• _Dataset excerpts_
^^^^^^^^^^^^^^^^

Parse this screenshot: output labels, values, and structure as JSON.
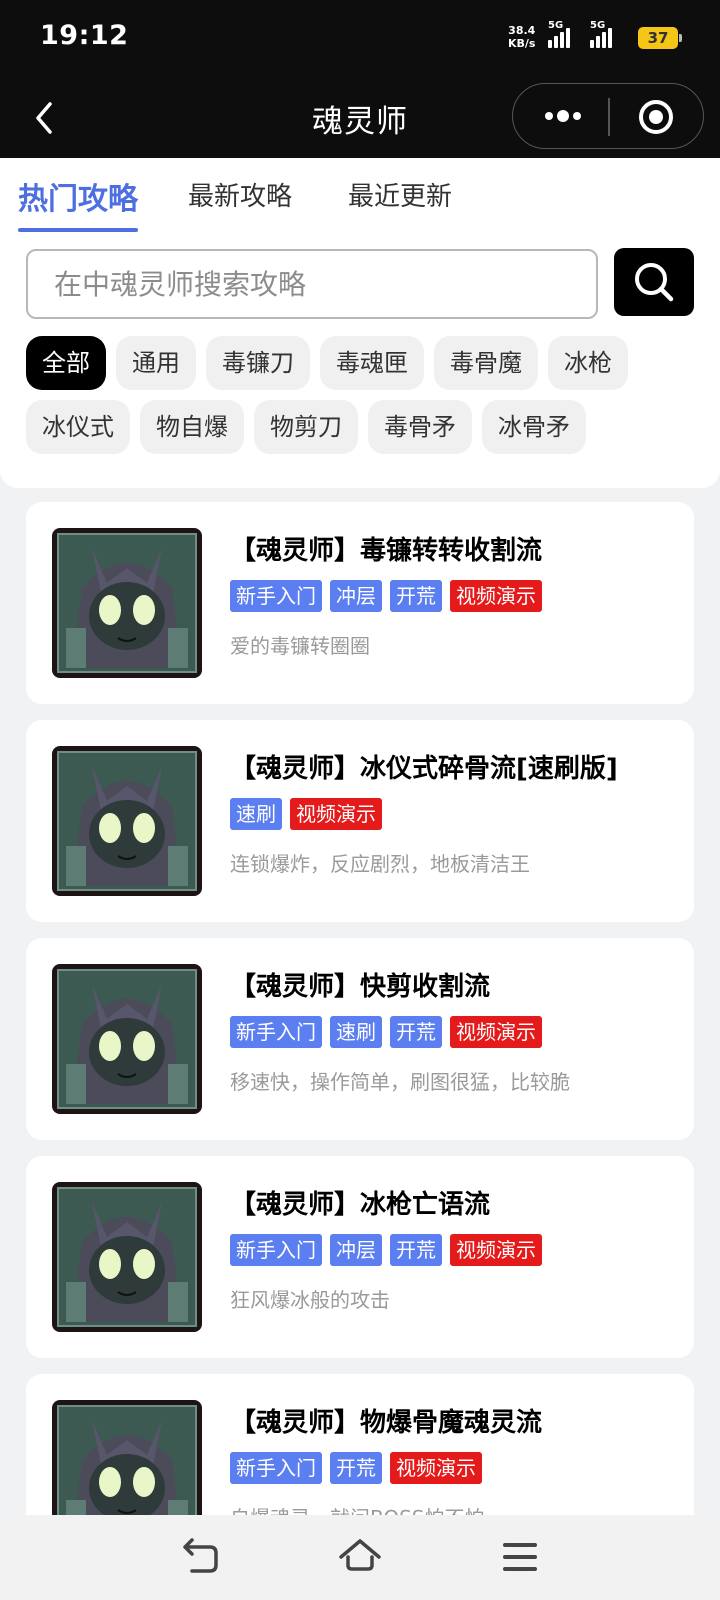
{
  "status_bar": {
    "time": "19:12",
    "net_speed_value": "38.4",
    "net_speed_unit": "KB/s",
    "sim1": "5G",
    "sim2": "5G",
    "battery": "37"
  },
  "nav": {
    "title": "魂灵师"
  },
  "tabs": [
    {
      "label": "热门攻略",
      "active": true
    },
    {
      "label": "最新攻略",
      "active": false
    },
    {
      "label": "最近更新",
      "active": false
    }
  ],
  "search": {
    "placeholder": "在中魂灵师搜索攻略",
    "value": ""
  },
  "filters": {
    "row1": [
      "全部",
      "通用",
      "毒镰刀",
      "毒魂匣",
      "毒骨魔",
      "冰枪"
    ],
    "row2": [
      "冰仪式",
      "物自爆",
      "物剪刀",
      "毒骨矛",
      "冰骨矛"
    ],
    "selected": "全部"
  },
  "guides": [
    {
      "title": "【魂灵师】毒镰转转收割流",
      "tags": [
        "新手入门",
        "冲层",
        "开荒",
        "视频演示"
      ],
      "desc": "爱的毒镰转圈圈"
    },
    {
      "title": "【魂灵师】冰仪式碎骨流[速刷版]",
      "tags": [
        "速刷",
        "视频演示"
      ],
      "desc": "连锁爆炸，反应剧烈，地板清洁王"
    },
    {
      "title": "【魂灵师】快剪收割流",
      "tags": [
        "新手入门",
        "速刷",
        "开荒",
        "视频演示"
      ],
      "desc": "移速快，操作简单，刷图很猛，比较脆"
    },
    {
      "title": "【魂灵师】冰枪亡语流",
      "tags": [
        "新手入门",
        "冲层",
        "开荒",
        "视频演示"
      ],
      "desc": "狂风爆冰般的攻击"
    },
    {
      "title": "【魂灵师】物爆骨魔魂灵流",
      "tags": [
        "新手入门",
        "开荒",
        "视频演示"
      ],
      "desc": "自爆魂灵，就问BOSS怕不怕"
    }
  ],
  "colors": {
    "accent": "#4d6fe0",
    "tag_blue": "#5b7ff0",
    "tag_red": "#e51a1a"
  }
}
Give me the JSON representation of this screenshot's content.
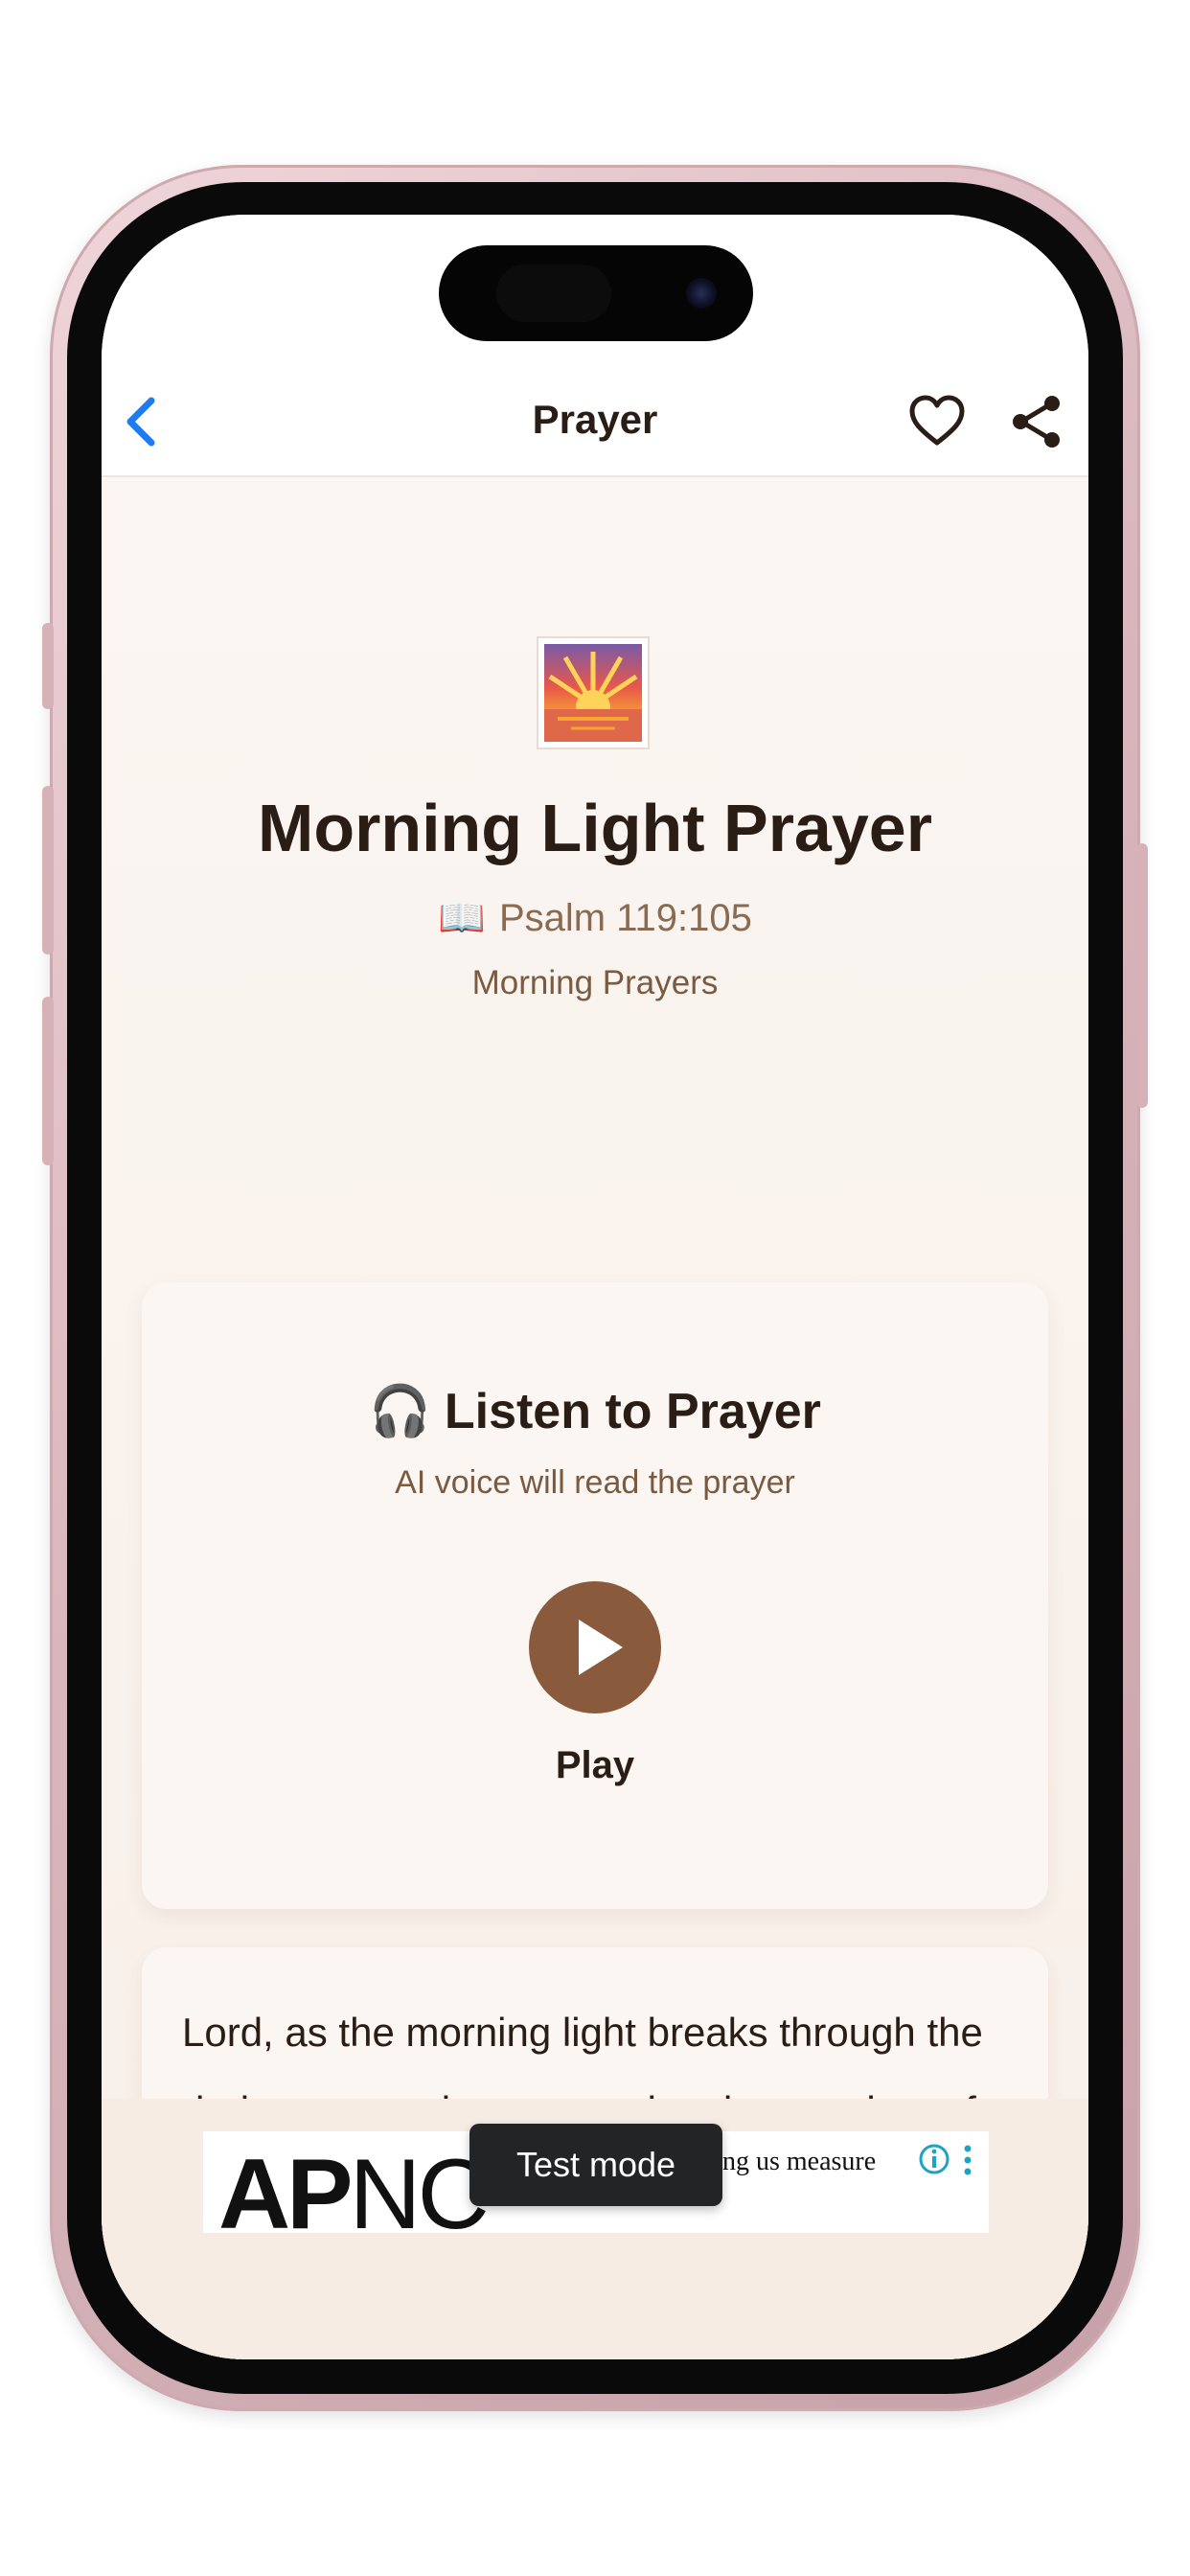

^^^^^^^^^^^^^^^^

Using the records above, pull out each line where the word "JSON" occurs.

• _Task answer_
Parse this screenshot: output labels, values, and structure as JSON.
Give me the JSON representation of this screenshot's content.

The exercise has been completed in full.